▶ _Task statement_:
Find each line with the string "component" and report it.

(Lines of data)

——————————

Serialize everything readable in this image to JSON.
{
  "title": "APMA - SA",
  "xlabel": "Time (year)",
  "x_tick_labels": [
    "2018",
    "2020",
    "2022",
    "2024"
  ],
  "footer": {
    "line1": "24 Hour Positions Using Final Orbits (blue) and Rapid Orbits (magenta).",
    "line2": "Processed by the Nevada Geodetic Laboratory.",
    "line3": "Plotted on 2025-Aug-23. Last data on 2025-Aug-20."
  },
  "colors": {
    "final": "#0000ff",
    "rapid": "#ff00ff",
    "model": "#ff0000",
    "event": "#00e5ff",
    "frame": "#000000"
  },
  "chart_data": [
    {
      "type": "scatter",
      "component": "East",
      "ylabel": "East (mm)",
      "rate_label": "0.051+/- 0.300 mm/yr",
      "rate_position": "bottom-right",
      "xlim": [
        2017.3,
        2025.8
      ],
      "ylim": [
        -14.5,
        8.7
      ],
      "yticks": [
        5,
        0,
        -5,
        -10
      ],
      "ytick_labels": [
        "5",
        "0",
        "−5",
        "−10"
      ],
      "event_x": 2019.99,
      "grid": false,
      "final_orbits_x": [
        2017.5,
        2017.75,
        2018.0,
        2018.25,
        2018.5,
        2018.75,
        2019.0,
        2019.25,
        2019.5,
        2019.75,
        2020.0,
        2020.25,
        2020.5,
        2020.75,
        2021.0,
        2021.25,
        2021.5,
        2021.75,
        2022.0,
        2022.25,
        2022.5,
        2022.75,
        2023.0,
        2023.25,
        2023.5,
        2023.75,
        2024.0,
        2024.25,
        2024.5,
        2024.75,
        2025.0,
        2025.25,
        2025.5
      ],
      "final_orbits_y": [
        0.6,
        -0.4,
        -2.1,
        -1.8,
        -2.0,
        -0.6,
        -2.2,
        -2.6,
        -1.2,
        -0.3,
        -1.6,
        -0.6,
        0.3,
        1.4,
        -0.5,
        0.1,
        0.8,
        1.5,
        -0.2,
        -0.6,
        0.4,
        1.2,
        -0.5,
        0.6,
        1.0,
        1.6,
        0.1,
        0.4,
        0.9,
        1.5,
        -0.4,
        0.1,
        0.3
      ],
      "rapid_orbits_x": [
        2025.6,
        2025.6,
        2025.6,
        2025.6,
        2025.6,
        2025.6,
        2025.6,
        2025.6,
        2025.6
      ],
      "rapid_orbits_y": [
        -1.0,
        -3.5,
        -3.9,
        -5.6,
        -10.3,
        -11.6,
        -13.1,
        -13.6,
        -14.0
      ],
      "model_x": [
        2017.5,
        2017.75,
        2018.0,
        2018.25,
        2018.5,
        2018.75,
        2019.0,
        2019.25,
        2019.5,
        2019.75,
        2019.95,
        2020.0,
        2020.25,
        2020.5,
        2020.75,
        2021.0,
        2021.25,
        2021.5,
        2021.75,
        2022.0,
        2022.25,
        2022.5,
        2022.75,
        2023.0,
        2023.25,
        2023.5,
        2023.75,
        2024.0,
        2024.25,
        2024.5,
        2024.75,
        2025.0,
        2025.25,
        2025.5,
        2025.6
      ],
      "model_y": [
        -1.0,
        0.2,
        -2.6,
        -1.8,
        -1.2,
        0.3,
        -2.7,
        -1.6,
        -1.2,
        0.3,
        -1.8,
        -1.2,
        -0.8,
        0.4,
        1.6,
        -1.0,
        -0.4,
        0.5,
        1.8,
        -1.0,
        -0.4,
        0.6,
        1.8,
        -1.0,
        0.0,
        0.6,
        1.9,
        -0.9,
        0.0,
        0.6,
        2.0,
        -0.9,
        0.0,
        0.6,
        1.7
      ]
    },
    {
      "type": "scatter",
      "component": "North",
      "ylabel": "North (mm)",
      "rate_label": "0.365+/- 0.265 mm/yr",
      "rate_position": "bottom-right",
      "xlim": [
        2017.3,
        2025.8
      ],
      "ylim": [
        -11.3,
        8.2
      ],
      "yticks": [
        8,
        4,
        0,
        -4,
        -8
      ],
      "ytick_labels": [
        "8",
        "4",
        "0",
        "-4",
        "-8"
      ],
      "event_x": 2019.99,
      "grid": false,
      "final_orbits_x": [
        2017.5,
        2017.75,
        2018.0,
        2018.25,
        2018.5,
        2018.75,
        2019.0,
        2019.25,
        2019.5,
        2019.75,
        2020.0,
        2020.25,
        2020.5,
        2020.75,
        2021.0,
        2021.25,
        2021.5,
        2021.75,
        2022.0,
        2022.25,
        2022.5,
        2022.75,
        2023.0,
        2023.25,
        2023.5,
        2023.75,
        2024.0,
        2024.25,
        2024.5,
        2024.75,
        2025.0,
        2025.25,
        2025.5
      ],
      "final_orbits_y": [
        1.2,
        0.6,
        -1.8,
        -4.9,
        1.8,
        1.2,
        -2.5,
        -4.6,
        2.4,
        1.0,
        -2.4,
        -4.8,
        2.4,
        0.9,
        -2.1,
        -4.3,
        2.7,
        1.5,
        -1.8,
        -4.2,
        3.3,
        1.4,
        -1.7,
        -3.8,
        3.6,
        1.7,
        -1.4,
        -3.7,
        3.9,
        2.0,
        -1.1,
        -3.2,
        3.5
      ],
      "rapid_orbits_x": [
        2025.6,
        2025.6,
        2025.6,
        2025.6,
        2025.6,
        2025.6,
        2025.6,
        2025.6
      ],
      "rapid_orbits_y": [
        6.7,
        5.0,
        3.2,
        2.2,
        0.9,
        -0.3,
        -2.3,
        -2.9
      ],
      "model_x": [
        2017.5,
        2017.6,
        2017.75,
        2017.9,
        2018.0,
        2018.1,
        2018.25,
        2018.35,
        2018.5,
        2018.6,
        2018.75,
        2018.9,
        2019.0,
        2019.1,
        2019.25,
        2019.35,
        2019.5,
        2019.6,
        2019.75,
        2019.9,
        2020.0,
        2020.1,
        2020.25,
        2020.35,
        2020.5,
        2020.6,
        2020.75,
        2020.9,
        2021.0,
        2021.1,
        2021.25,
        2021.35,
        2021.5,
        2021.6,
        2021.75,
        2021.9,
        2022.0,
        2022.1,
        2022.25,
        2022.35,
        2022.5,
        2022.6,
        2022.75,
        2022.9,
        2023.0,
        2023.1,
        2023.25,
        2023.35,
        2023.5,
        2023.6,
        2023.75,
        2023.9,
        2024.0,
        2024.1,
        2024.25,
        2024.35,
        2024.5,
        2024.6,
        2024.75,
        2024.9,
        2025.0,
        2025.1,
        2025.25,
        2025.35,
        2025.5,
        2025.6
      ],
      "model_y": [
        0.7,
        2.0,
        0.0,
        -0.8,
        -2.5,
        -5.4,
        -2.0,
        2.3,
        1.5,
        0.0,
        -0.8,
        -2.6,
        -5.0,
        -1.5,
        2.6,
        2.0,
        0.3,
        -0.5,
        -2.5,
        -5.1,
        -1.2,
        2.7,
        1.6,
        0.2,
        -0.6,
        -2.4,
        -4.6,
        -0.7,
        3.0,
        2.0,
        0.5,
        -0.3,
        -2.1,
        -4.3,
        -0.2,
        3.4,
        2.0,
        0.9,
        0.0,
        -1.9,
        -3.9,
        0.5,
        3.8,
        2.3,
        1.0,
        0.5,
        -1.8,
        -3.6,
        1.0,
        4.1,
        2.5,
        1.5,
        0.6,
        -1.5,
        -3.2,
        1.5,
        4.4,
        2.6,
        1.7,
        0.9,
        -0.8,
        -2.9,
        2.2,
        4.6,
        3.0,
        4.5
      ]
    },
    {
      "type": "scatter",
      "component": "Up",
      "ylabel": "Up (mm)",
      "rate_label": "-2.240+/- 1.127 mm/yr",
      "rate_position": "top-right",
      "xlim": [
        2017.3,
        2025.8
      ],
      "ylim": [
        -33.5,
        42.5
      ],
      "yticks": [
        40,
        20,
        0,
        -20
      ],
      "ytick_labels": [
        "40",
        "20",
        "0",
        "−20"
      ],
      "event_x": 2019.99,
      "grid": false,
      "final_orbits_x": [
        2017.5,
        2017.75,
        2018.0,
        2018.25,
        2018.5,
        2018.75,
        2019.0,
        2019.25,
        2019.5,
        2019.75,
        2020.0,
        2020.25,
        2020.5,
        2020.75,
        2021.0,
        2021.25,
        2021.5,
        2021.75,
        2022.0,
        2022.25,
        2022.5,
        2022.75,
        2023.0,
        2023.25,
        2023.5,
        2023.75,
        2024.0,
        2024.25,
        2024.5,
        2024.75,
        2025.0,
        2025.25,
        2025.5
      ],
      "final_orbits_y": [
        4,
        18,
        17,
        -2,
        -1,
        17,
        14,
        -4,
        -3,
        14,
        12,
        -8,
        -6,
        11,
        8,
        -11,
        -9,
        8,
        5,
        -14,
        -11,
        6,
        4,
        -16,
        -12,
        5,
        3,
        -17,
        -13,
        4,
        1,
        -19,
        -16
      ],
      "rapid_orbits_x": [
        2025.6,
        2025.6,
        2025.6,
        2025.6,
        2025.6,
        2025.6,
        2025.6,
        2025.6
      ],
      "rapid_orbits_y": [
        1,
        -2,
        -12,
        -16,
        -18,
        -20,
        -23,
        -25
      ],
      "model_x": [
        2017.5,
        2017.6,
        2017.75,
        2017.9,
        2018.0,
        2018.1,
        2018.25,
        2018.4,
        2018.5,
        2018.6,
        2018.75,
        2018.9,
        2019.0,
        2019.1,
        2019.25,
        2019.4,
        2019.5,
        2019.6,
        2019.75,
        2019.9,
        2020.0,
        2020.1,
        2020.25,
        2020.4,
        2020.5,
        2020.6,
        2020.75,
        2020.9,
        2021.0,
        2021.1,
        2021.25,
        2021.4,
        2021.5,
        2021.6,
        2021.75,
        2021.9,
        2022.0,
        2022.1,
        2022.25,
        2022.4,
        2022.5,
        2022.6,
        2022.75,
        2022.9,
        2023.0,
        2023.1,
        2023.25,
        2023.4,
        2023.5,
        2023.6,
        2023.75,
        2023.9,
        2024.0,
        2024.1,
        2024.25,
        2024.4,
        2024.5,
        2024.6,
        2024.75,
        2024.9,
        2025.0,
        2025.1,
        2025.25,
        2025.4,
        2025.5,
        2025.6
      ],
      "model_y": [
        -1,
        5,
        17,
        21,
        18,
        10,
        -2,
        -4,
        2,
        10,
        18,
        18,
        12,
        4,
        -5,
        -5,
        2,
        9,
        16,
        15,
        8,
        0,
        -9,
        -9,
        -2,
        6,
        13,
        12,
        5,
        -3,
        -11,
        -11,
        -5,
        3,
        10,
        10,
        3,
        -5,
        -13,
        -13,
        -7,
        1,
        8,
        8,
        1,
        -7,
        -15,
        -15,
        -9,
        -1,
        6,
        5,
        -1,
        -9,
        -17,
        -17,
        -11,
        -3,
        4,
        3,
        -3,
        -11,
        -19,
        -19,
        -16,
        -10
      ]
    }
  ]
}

——————————

▶ _Final result_:
      "component": "East",
      "component": "North",
      "component": "Up",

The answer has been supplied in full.